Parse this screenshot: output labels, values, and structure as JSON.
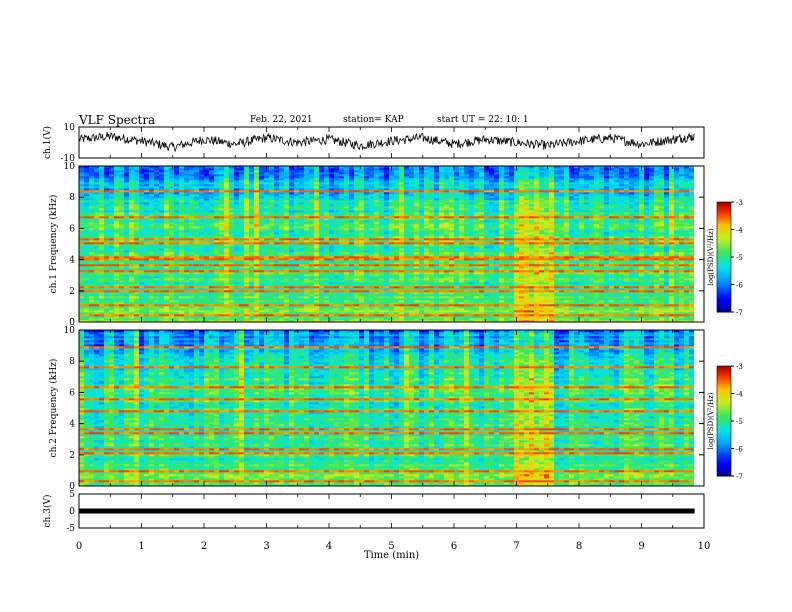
{
  "header": {
    "title": "VLF Spectra",
    "date": "Feb. 22, 2021",
    "station": "station= KAP",
    "start": "start  UT =   22: 10: 1"
  },
  "chart_data": [
    {
      "type": "line",
      "panel": "ch1-waveform",
      "ylabel": "ch.1(V)",
      "ylim": [
        -10,
        10
      ],
      "yticks": [
        "10",
        "-10"
      ],
      "xlim": [
        0,
        10
      ],
      "x": [
        0,
        0.5,
        1,
        1.5,
        2,
        2.5,
        3,
        3.5,
        4,
        4.5,
        5,
        5.5,
        6,
        6.5,
        7,
        7.5,
        8,
        8.5,
        9,
        9.5,
        9.85
      ],
      "y": [
        2,
        4,
        1,
        -3,
        2,
        -1,
        3,
        0,
        2,
        -2,
        1,
        3,
        -1,
        2,
        0,
        -2,
        1,
        3,
        -1,
        2,
        4
      ]
    },
    {
      "type": "heatmap",
      "panel": "ch1-spectrogram",
      "ylabel": "ch.1 Frequency (kHz)",
      "ylim": [
        0,
        10
      ],
      "yticks": [
        "0",
        "2",
        "4",
        "6",
        "8",
        "10"
      ],
      "xlim": [
        0,
        10
      ],
      "colorbar": {
        "label": "log(PSD)(V²/Hz)",
        "range": [
          -7,
          -3
        ],
        "ticks": [
          "-3",
          "-4",
          "-5",
          "-6",
          "-7"
        ]
      },
      "bright_interval_min": [
        7.0,
        7.6
      ]
    },
    {
      "type": "heatmap",
      "panel": "ch2-spectrogram",
      "ylabel": "ch.2 Frequency (kHz)",
      "ylim": [
        0,
        10
      ],
      "yticks": [
        "0",
        "2",
        "4",
        "6",
        "8",
        "10"
      ],
      "xlim": [
        0,
        10
      ],
      "colorbar": {
        "label": "log(PSD)(V²/Hz)",
        "range": [
          -7,
          -3
        ],
        "ticks": [
          "-3",
          "-4",
          "-5",
          "-6",
          "-7"
        ]
      },
      "bright_interval_min": [
        7.0,
        7.6
      ]
    },
    {
      "type": "line",
      "panel": "ch3-waveform",
      "ylabel": "ch.3(V)",
      "ylim": [
        -5,
        5
      ],
      "yticks": [
        "5",
        "0",
        "-5"
      ],
      "xlim": [
        0,
        10
      ],
      "level": 0
    }
  ],
  "xaxis": {
    "label": "Time  (min)",
    "ticks": [
      "0",
      "1",
      "2",
      "3",
      "4",
      "5",
      "6",
      "7",
      "8",
      "9",
      "10"
    ]
  }
}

■ Short exercise:
State the number of lines that contain the string "spectrogram", with no other words.

■ Answer to the exercise:
2